* **Element box annotations**
*-*-*

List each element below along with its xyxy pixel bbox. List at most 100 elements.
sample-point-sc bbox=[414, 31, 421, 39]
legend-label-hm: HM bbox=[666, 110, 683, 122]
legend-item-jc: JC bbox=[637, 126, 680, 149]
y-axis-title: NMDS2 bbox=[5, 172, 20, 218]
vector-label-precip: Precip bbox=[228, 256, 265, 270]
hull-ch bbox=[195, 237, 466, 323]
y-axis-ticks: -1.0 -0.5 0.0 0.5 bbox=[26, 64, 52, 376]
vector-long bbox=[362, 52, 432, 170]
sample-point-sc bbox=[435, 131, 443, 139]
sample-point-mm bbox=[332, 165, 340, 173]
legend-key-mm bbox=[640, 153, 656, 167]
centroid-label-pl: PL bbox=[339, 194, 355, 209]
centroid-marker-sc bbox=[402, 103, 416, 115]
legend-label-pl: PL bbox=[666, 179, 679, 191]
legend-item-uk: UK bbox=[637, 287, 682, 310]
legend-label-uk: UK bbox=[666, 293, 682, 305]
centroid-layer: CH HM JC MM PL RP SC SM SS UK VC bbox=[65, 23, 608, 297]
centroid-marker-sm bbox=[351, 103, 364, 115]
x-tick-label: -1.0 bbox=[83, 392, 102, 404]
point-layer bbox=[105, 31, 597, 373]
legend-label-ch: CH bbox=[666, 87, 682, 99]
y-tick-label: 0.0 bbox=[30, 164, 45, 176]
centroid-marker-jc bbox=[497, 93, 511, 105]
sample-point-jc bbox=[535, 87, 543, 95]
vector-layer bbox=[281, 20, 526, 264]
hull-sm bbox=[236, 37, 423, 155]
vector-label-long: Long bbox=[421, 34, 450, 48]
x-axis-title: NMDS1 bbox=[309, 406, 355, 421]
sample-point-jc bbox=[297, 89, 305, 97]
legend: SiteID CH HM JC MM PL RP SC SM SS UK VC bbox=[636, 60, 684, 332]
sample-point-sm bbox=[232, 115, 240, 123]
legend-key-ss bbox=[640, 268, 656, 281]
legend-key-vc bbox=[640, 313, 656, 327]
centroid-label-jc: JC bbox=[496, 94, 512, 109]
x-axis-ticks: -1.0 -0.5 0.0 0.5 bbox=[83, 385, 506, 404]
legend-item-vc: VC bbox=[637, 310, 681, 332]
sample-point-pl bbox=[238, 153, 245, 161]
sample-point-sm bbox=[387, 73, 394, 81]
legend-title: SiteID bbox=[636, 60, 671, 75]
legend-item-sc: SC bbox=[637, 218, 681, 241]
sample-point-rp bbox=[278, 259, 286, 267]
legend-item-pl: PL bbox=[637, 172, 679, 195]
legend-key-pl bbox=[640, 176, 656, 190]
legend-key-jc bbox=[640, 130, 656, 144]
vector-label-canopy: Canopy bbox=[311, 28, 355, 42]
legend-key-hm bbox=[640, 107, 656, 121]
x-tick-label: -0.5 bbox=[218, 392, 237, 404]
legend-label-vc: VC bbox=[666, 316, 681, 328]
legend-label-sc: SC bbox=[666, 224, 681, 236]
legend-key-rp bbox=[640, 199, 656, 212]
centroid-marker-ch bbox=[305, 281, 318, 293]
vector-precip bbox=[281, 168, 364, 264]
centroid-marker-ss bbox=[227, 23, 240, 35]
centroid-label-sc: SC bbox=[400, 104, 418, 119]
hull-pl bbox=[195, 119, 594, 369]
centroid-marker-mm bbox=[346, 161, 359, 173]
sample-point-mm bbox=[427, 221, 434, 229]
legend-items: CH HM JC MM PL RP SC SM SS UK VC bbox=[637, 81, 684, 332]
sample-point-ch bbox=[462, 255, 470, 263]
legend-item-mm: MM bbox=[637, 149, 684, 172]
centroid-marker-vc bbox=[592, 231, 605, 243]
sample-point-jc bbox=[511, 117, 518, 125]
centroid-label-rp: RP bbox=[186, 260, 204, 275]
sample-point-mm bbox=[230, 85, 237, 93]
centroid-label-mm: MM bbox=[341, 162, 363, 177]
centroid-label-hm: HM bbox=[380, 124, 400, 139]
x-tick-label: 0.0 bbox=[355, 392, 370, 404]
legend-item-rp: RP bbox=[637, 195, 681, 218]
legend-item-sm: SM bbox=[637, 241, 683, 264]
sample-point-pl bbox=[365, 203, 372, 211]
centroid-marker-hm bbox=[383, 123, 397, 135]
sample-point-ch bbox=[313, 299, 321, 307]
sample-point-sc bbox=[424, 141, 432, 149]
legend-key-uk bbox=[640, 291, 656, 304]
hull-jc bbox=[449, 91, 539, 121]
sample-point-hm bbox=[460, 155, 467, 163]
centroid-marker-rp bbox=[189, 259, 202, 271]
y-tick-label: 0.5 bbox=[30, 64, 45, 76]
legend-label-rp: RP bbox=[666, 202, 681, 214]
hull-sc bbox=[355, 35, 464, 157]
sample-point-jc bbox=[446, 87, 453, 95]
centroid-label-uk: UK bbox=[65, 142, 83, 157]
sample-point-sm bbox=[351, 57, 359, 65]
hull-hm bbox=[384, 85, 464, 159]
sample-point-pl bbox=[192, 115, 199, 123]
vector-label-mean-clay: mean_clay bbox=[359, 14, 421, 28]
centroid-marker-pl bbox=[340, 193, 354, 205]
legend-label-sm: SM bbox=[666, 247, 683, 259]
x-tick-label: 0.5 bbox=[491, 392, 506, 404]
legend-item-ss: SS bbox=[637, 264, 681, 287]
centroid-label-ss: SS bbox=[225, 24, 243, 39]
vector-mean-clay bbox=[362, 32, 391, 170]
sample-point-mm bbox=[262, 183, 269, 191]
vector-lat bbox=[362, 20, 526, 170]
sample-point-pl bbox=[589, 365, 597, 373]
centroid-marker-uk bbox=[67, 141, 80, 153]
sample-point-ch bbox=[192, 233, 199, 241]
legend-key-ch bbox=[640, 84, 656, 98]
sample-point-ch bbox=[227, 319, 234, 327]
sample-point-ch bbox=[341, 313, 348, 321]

*-*-*

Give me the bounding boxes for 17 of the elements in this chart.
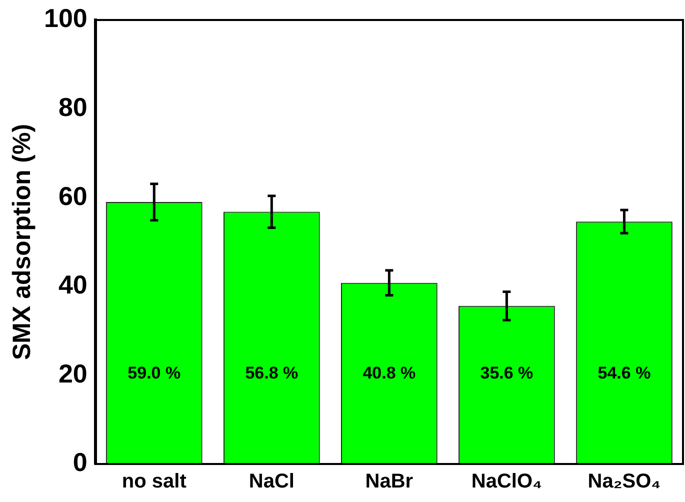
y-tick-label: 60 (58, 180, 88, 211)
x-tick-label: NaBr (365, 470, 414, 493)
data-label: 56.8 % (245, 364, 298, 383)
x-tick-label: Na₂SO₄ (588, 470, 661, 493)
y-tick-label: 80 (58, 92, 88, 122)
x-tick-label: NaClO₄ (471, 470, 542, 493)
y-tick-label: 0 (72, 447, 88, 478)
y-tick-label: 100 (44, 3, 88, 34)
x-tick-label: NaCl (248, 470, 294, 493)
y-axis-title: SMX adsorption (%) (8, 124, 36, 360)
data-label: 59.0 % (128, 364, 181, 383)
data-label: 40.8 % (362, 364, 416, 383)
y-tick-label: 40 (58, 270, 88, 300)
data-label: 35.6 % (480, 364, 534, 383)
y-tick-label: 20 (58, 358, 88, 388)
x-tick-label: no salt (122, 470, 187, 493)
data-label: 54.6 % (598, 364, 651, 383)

*-*-*

Update the records from the line holding "Give me the" through the line holding "data-label: 54.6 % (598, 364, 651, 383)", inclusive, swapping "data-label" for "value-label" and leaving everything else unchanged. Omit the pictures from your answer.

* **EXERCISE SOLUTION**
Give me the bounding boxes for 17 of the elements in this chart.
y-tick-label: 60 (58, 180, 88, 211)
x-tick-label: NaBr (365, 470, 414, 493)
value-label: 56.8 % (245, 364, 298, 383)
x-tick-label: Na₂SO₄ (588, 470, 661, 493)
y-tick-label: 80 (58, 92, 88, 122)
x-tick-label: NaClO₄ (471, 470, 542, 493)
y-tick-label: 0 (72, 447, 88, 478)
y-tick-label: 100 (44, 3, 88, 34)
x-tick-label: NaCl (248, 470, 294, 493)
y-axis-title: SMX adsorption (%) (8, 124, 36, 360)
value-label: 59.0 % (128, 364, 181, 383)
value-label: 40.8 % (362, 364, 416, 383)
y-tick-label: 40 (58, 270, 88, 300)
value-label: 35.6 % (480, 364, 534, 383)
y-tick-label: 20 (58, 358, 88, 388)
x-tick-label: no salt (122, 470, 187, 493)
value-label: 54.6 % (598, 364, 651, 383)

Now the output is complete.